### Short task:
Output every line of the material exactly, omitting images.

--- start of Data to process ---

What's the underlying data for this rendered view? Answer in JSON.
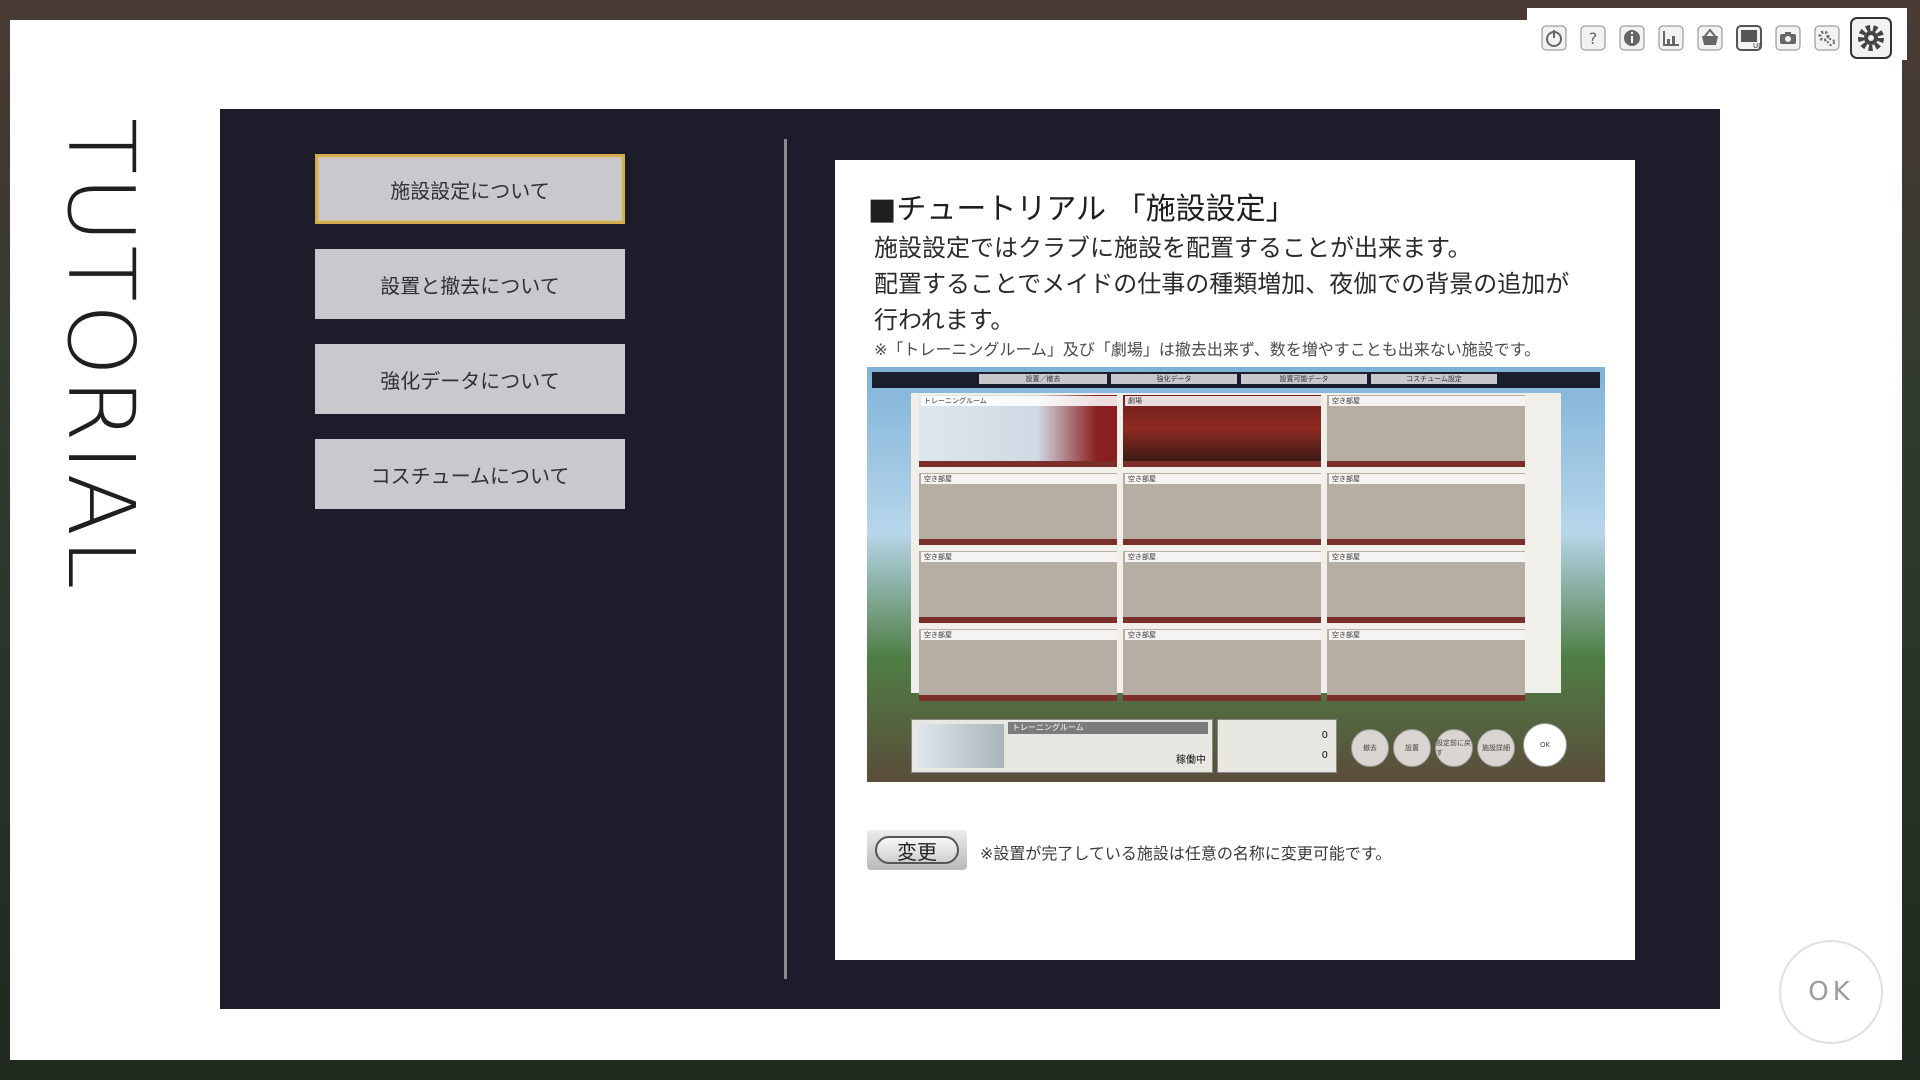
{
  "colors": {
    "dark_panel": "#1d1c2b",
    "button_bg": "#c9c8cd",
    "active_border": "#d3ae4e"
  },
  "title": "TUTORIAL",
  "topics": [
    {
      "label": "施設設定について"
    },
    {
      "label": "設置と撤去について"
    },
    {
      "label": "強化データについて"
    },
    {
      "label": "コスチュームについて"
    }
  ],
  "content": {
    "title": "■チュートリアル 「施設設定」",
    "body_lines": [
      "施設設定ではクラブに施設を配置することが出来ます。",
      "配置することでメイドの仕事の種類増加、夜伽での背景の追加が",
      "行われます。"
    ],
    "note": "※「トレーニングルーム」及び「劇場」は撤去出来ず、数を増やすことも出来ない施設です。",
    "change_button": "変更",
    "change_note": "※設置が完了している施設は任意の名称に変更可能です。",
    "screenshot": {
      "tabs": [
        "設置／撤去",
        "強化データ",
        "設置可能データ",
        "コスチューム設定"
      ],
      "rooms": [
        "トレーニングルーム",
        "劇場",
        "空き部屋",
        "空き部屋",
        "空き部屋",
        "空き部屋",
        "空き部屋",
        "空き部屋",
        "空き部屋",
        "空き部屋",
        "空き部屋",
        "空き部屋"
      ],
      "info_title": "トレーニングルーム",
      "status": "稼働中",
      "cost_lines": [
        "0",
        "0"
      ],
      "buttons": [
        "撤去",
        "設置",
        "設定前に戻す",
        "施設詳細",
        "OK"
      ]
    }
  },
  "toolbar_icons": [
    "power-icon",
    "help-icon",
    "info-icon",
    "chart-icon",
    "basket-icon",
    "ui-toggle-icon",
    "camera-icon",
    "settings-small-icon",
    "gear-icon"
  ],
  "ok_label": "OK"
}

--- end of Data to process ---

### Task response:
What's the underlying data for this rendered view? Answer in JSON.
{
  "colors": {
    "dark_panel": "#1d1c2b",
    "button_bg": "#c9c8cd",
    "active_border": "#d3ae4e"
  },
  "title": "TUTORIAL",
  "topics": [
    {
      "label": "施設設定について"
    },
    {
      "label": "設置と撤去について"
    },
    {
      "label": "強化データについて"
    },
    {
      "label": "コスチュームについて"
    }
  ],
  "content": {
    "title": "■チュートリアル 「施設設定」",
    "body_lines": [
      "施設設定ではクラブに施設を配置することが出来ます。",
      "配置することでメイドの仕事の種類増加、夜伽での背景の追加が",
      "行われます。"
    ],
    "note": "※「トレーニングルーム」及び「劇場」は撤去出来ず、数を増やすことも出来ない施設です。",
    "change_button": "変更",
    "change_note": "※設置が完了している施設は任意の名称に変更可能です。",
    "screenshot": {
      "tabs": [
        "設置／撤去",
        "強化データ",
        "設置可能データ",
        "コスチューム設定"
      ],
      "rooms": [
        "トレーニングルーム",
        "劇場",
        "空き部屋",
        "空き部屋",
        "空き部屋",
        "空き部屋",
        "空き部屋",
        "空き部屋",
        "空き部屋",
        "空き部屋",
        "空き部屋",
        "空き部屋"
      ],
      "info_title": "トレーニングルーム",
      "status": "稼働中",
      "cost_lines": [
        "0",
        "0"
      ],
      "buttons": [
        "撤去",
        "設置",
        "設定前に戻す",
        "施設詳細",
        "OK"
      ]
    }
  },
  "toolbar_icons": [
    "power-icon",
    "help-icon",
    "info-icon",
    "chart-icon",
    "basket-icon",
    "ui-toggle-icon",
    "camera-icon",
    "settings-small-icon",
    "gear-icon"
  ],
  "ok_label": "OK"
}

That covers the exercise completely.